GIVEN EXERCISE: Reproduce the lines below without any changes, starting with the first one and ending with the line that contains "y-axis-minor-tick [92,437,96,439]", including that line.

PROVIDED RECORDS:
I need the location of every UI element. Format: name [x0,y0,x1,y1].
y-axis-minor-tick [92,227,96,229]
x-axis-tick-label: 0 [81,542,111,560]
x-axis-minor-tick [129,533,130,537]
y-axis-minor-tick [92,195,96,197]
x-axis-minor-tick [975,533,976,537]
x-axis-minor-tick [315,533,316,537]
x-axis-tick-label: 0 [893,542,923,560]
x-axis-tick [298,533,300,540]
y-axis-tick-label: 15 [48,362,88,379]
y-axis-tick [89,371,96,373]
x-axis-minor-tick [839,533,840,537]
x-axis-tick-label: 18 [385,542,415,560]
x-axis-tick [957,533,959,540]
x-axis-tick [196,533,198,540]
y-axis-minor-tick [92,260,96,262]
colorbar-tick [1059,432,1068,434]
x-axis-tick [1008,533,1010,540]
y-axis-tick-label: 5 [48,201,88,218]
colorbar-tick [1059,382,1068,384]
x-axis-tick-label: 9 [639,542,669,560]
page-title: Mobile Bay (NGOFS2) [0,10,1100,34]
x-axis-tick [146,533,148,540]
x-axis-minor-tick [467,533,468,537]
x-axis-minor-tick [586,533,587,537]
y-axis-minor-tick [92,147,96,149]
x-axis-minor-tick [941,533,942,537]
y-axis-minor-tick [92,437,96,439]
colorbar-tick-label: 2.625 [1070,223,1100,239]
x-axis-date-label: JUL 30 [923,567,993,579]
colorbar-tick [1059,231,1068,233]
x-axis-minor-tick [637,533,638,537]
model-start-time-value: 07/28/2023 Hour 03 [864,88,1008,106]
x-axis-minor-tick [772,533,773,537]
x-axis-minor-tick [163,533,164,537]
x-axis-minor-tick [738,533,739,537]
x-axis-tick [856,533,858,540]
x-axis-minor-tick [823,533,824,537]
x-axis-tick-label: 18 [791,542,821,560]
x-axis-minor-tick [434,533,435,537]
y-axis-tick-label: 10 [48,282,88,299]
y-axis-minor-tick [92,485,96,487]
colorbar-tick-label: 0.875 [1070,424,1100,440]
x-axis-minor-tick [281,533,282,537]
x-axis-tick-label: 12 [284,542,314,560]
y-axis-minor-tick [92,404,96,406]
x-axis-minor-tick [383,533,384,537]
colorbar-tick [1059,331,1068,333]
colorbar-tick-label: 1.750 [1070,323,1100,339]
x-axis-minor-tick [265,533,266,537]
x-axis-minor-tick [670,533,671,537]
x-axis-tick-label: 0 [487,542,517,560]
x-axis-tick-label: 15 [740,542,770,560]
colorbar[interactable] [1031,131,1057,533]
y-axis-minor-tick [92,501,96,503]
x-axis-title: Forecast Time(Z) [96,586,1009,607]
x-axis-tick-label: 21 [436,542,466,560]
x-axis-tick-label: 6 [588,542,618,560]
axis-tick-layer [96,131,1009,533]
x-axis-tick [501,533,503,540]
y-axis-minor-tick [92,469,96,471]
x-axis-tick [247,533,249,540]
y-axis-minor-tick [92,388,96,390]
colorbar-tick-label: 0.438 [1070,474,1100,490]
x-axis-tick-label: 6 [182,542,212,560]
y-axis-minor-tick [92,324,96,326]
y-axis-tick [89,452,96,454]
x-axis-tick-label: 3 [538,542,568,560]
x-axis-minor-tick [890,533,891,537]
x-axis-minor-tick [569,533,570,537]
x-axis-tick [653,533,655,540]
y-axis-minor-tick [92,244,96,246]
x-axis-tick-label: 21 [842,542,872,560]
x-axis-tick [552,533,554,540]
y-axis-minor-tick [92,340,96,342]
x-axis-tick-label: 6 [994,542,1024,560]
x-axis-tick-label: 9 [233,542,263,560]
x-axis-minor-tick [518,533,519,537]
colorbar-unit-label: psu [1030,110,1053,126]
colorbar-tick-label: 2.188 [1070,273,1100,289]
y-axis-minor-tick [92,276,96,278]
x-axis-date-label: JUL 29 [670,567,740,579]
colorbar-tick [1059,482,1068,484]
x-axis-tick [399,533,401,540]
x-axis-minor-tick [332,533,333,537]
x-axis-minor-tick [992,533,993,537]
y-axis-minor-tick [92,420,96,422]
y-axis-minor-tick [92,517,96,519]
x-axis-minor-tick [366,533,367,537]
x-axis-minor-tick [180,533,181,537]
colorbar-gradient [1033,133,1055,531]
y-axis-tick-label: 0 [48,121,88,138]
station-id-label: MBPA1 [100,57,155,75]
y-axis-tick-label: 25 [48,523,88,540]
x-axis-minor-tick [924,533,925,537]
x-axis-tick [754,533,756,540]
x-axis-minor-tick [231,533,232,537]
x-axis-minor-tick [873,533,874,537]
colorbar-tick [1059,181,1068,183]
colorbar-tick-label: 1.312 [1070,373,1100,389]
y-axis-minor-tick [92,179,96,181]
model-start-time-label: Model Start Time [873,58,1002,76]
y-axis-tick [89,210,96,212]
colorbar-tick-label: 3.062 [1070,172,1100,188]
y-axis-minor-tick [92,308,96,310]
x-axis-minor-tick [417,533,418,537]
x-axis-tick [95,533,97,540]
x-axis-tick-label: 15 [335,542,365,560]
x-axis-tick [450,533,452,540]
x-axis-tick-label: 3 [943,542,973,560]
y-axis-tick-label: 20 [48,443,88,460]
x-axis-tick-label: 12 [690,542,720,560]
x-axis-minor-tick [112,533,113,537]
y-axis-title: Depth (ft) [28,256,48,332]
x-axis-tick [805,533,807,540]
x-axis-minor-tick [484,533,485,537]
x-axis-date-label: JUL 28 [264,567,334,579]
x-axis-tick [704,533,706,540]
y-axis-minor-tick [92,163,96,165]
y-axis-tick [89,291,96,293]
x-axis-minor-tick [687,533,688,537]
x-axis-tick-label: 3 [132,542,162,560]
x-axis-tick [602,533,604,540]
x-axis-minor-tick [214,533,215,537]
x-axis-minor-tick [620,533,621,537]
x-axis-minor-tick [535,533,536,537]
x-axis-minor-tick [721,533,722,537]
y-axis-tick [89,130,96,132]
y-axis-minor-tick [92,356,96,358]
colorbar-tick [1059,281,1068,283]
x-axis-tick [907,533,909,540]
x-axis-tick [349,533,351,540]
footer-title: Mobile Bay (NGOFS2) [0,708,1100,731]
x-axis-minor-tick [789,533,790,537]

REPLY TO THE TASK:
I need the location of every UI element. Format: name [x0,y0,x1,y1].
y-axis-minor-tick [92,227,96,229]
x-axis-tick-label: 0 [81,542,111,560]
x-axis-minor-tick [129,533,130,537]
y-axis-minor-tick [92,195,96,197]
x-axis-minor-tick [975,533,976,537]
x-axis-minor-tick [315,533,316,537]
x-axis-tick-label: 0 [893,542,923,560]
x-axis-tick [298,533,300,540]
y-axis-tick-label: 15 [48,362,88,379]
y-axis-tick [89,371,96,373]
x-axis-minor-tick [839,533,840,537]
x-axis-tick-label: 18 [385,542,415,560]
x-axis-tick [957,533,959,540]
x-axis-tick [196,533,198,540]
y-axis-minor-tick [92,260,96,262]
colorbar-tick [1059,432,1068,434]
x-axis-tick [1008,533,1010,540]
y-axis-tick-label: 5 [48,201,88,218]
colorbar-tick [1059,382,1068,384]
x-axis-tick-label: 9 [639,542,669,560]
page-title: Mobile Bay (NGOFS2) [0,10,1100,34]
x-axis-tick [146,533,148,540]
x-axis-minor-tick [467,533,468,537]
x-axis-minor-tick [586,533,587,537]
y-axis-minor-tick [92,147,96,149]
x-axis-minor-tick [941,533,942,537]
y-axis-minor-tick [92,437,96,439]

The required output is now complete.